→ **Data to use**
^^^^^^^^

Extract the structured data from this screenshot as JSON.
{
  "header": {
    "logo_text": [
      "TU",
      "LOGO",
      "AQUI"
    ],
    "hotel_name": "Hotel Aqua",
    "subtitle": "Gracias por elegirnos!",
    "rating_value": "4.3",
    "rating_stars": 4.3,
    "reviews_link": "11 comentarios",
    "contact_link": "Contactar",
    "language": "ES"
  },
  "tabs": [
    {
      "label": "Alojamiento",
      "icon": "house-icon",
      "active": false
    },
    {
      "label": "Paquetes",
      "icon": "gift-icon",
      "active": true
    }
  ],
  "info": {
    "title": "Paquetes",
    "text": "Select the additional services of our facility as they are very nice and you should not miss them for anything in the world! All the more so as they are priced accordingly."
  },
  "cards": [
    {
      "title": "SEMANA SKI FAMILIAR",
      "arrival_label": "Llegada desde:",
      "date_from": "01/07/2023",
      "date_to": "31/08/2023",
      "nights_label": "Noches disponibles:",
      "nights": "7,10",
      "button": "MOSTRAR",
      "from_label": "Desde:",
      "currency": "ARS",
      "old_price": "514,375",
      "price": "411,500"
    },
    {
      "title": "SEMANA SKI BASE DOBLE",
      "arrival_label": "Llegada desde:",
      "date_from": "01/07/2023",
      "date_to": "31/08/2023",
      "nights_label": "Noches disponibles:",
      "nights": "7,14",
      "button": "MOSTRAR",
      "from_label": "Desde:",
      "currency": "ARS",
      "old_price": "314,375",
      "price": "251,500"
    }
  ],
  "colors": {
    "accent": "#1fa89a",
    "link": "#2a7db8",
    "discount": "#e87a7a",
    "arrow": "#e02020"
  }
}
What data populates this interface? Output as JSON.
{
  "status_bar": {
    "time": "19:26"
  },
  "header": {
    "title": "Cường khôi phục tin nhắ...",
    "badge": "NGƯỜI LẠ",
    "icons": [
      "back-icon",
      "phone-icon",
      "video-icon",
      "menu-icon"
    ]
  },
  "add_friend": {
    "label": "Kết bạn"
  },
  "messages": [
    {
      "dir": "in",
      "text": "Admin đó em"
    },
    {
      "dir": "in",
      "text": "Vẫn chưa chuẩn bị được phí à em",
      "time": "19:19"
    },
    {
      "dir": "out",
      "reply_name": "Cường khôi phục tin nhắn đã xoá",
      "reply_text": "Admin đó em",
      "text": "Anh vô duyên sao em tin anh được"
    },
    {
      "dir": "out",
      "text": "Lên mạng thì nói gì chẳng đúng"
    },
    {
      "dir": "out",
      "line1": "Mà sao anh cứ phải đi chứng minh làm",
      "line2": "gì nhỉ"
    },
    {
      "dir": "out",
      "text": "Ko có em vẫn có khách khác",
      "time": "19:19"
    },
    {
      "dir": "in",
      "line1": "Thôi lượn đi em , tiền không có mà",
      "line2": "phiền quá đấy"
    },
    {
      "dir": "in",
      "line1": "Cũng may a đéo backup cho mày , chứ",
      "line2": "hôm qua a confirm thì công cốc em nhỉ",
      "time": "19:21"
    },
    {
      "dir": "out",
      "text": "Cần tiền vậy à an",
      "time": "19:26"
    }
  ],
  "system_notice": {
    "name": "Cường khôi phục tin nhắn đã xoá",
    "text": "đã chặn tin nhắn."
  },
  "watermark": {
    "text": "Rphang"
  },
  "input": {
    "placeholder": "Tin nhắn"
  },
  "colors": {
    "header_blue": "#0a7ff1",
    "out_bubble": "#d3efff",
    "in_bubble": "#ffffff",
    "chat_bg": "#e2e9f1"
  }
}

^^^^^^^^

→ **Written problem**
Please list every line of the records that contains "nhắn".

→ **The solution**
      "reply_name": "Cường khôi phục tin nhắn đã xoá",
    "name": "Cường khôi phục tin nhắn đã xoá",
    "text": "đã chặn tin nhắn."
    "placeholder": "Tin nhắn"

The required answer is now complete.